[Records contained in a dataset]
::::
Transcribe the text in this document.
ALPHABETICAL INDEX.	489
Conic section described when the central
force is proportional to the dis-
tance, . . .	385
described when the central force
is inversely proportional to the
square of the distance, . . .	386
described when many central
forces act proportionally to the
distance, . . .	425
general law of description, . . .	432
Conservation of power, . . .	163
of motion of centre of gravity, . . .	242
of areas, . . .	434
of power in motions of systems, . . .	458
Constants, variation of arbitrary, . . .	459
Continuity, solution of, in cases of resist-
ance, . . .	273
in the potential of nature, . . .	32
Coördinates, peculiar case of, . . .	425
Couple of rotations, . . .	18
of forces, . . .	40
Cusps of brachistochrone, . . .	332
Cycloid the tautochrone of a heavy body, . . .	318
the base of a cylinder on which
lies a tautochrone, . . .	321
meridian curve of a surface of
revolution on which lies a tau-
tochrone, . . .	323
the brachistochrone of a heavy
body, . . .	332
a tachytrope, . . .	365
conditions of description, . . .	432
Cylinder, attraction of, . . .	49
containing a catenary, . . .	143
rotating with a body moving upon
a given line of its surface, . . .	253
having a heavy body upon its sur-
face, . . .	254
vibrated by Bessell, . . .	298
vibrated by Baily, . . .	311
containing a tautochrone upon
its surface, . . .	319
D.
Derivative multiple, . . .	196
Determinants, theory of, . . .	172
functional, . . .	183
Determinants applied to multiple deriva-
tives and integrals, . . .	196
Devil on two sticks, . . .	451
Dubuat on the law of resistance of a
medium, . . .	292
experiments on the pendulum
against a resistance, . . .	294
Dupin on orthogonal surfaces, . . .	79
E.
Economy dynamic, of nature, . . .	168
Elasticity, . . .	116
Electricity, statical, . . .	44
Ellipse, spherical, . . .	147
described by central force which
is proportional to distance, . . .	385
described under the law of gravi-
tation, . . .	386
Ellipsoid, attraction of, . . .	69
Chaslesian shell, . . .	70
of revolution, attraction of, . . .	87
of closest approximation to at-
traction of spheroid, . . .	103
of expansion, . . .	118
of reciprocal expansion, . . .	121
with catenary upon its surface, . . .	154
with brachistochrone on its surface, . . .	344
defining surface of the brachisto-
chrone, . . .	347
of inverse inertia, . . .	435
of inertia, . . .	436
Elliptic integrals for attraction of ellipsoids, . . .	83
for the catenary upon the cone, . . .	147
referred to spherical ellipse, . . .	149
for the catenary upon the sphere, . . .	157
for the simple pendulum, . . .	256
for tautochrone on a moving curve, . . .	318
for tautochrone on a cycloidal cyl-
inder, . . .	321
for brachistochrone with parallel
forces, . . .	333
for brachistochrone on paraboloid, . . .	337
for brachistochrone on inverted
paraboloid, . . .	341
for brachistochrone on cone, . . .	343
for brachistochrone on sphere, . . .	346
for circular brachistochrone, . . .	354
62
::::
From the records given above, copy all lines containing "Determinants".

Correct answer:
Determinants, theory of, . . .	172
Determinants applied to multiple deriva-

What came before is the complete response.